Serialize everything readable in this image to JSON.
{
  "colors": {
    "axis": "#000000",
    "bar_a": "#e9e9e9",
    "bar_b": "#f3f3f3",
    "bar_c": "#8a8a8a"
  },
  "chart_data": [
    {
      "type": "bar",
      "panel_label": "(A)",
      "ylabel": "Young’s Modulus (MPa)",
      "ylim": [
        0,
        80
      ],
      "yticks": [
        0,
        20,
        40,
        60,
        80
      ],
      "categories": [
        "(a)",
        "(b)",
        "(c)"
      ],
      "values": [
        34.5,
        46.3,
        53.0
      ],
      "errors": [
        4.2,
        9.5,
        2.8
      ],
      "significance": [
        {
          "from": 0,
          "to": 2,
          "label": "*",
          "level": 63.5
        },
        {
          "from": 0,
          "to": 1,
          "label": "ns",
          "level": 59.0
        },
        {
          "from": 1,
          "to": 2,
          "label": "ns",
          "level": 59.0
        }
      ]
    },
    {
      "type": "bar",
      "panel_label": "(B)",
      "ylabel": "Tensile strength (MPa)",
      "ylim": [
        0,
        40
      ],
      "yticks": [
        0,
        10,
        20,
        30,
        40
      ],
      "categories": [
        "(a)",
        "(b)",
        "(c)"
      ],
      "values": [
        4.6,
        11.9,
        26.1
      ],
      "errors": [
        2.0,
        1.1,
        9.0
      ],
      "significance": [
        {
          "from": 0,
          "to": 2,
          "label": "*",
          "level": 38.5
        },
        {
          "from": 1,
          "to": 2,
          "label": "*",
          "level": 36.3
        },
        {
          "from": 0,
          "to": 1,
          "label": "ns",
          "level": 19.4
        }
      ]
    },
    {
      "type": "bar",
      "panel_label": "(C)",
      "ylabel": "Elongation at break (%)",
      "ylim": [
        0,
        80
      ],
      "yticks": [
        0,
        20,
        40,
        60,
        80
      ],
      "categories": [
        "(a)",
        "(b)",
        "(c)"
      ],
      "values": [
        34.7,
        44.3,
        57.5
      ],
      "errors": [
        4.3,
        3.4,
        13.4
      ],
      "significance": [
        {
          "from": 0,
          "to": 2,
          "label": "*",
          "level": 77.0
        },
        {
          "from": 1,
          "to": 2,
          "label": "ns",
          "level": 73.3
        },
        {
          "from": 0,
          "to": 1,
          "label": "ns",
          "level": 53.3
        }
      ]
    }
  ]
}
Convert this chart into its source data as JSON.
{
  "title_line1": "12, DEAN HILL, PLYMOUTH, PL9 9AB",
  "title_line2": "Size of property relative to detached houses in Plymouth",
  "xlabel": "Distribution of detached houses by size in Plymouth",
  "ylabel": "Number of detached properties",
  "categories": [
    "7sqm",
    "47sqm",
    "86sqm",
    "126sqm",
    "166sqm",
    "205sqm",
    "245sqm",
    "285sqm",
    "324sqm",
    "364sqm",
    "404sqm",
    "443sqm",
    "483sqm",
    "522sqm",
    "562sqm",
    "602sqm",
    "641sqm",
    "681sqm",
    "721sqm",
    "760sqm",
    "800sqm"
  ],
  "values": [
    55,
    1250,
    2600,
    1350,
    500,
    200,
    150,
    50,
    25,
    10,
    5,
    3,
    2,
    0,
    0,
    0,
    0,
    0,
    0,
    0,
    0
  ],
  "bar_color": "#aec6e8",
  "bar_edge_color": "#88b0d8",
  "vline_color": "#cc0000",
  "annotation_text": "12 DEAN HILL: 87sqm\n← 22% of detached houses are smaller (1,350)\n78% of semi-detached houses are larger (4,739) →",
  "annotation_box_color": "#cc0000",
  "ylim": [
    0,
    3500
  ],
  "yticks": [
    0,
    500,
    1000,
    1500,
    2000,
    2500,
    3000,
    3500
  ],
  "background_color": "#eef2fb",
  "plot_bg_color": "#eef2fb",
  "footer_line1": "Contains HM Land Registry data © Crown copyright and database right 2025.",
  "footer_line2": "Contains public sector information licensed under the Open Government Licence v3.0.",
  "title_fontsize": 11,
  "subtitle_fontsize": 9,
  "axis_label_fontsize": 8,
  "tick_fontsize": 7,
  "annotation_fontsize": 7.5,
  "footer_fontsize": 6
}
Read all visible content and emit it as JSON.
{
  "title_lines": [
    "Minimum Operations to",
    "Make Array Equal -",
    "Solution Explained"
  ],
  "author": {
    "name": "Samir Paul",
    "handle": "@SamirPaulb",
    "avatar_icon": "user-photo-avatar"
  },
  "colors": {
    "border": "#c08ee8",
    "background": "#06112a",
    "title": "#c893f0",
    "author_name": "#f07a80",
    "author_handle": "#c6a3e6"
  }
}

= = = = = = =

_Exercise instructions_
Print again each line of the listing above, exactly as it appears.

_Solved exercise_
Serialize everything readable in this image to JSON.
{
  "colors": {
    "axis": "#000000",
    "bar_a": "#e9e9e9",
    "bar_b": "#f3f3f3",
    "bar_c": "#8a8a8a"
  },
  "chart_data": [
    {
      "type": "bar",
      "panel_label": "(A)",
      "ylabel": "Young’s Modulus (MPa)",
      "ylim": [
        0,
        80
      ],
      "yticks": [
        0,
        20,
        40,
        60,
        80
      ],
      "categories": [
        "(a)",
        "(b)",
        "(c)"
      ],
      "values": [
        34.5,
        46.3,
        53.0
      ],
      "errors": [
        4.2,
        9.5,
        2.8
      ],
      "significance": [
        {
          "from": 0,
          "to": 2,
          "label": "*",
          "level": 63.5
        },
        {
          "from": 0,
          "to": 1,
          "label": "ns",
          "level": 59.0
        },
        {
          "from": 1,
          "to": 2,
          "label": "ns",
          "level": 59.0
        }
      ]
    },
    {
      "type": "bar",
      "panel_label": "(B)",
      "ylabel": "Tensile strength (MPa)",
      "ylim": [
        0,
        40
      ],
      "yticks": [
        0,
        10,
        20,
        30,
        40
      ],
      "categories": [
        "(a)",
        "(b)",
        "(c)"
      ],
      "values": [
        4.6,
        11.9,
        26.1
      ],
      "errors": [
        2.0,
        1.1,
        9.0
      ],
      "significance": [
        {
          "from": 0,
          "to": 2,
          "label": "*",
          "level": 38.5
        },
        {
          "from": 1,
          "to": 2,
          "label": "*",
          "level": 36.3
        },
        {
          "from": 0,
          "to": 1,
          "label": "ns",
          "level": 19.4
        }
      ]
    },
    {
      "type": "bar",
      "panel_label": "(C)",
      "ylabel": "Elongation at break (%)",
      "ylim": [
        0,
        80
      ],
      "yticks": [
        0,
        20,
        40,
        60,
        80
      ],
      "categories": [
        "(a)",
        "(b)",
        "(c)"
      ],
      "values": [
        34.7,
        44.3,
        57.5
      ],
      "errors": [
        4.3,
        3.4,
        13.4
      ],
      "significance": [
        {
          "from": 0,
          "to": 2,
          "label": "*",
          "level": 77.0
        },
        {
          "from": 1,
          "to": 2,
          "label": "ns",
          "level": 73.3
        },
        {
          "from": 0,
          "to": 1,
          "label": "ns",
          "level": 53.3
        }
      ]
    }
  ]
}
Convert this chart into its source data as JSON.
{
  "title_line1": "12, DEAN HILL, PLYMOUTH, PL9 9AB",
  "title_line2": "Size of property relative to detached houses in Plymouth",
  "xlabel": "Distribution of detached houses by size in Plymouth",
  "ylabel": "Number of detached properties",
  "categories": [
    "7sqm",
    "47sqm",
    "86sqm",
    "126sqm",
    "166sqm",
    "205sqm",
    "245sqm",
    "285sqm",
    "324sqm",
    "364sqm",
    "404sqm",
    "443sqm",
    "483sqm",
    "522sqm",
    "562sqm",
    "602sqm",
    "641sqm",
    "681sqm",
    "721sqm",
    "760sqm",
    "800sqm"
  ],
  "values": [
    55,
    1250,
    2600,
    1350,
    500,
    200,
    150,
    50,
    25,
    10,
    5,
    3,
    2,
    0,
    0,
    0,
    0,
    0,
    0,
    0,
    0
  ],
  "bar_color": "#aec6e8",
  "bar_edge_color": "#88b0d8",
  "vline_color": "#cc0000",
  "annotation_text": "12 DEAN HILL: 87sqm\n← 22% of detached houses are smaller (1,350)\n78% of semi-detached houses are larger (4,739) →",
  "annotation_box_color": "#cc0000",
  "ylim": [
    0,
    3500
  ],
  "yticks": [
    0,
    500,
    1000,
    1500,
    2000,
    2500,
    3000,
    3500
  ],
  "background_color": "#eef2fb",
  "plot_bg_color": "#eef2fb",
  "footer_line1": "Contains HM Land Registry data © Crown copyright and database right 2025.",
  "footer_line2": "Contains public sector information licensed under the Open Government Licence v3.0.",
  "title_fontsize": 11,
  "subtitle_fontsize": 9,
  "axis_label_fontsize": 8,
  "tick_fontsize": 7,
  "annotation_fontsize": 7.5,
  "footer_fontsize": 6
}
Read all visible content and emit it as JSON.
{
  "title_lines": [
    "Minimum Operations to",
    "Make Array Equal -",
    "Solution Explained"
  ],
  "author": {
    "name": "Samir Paul",
    "handle": "@SamirPaulb",
    "avatar_icon": "user-photo-avatar"
  },
  "colors": {
    "border": "#c08ee8",
    "background": "#06112a",
    "title": "#c893f0",
    "author_name": "#f07a80",
    "author_handle": "#c6a3e6"
  }
}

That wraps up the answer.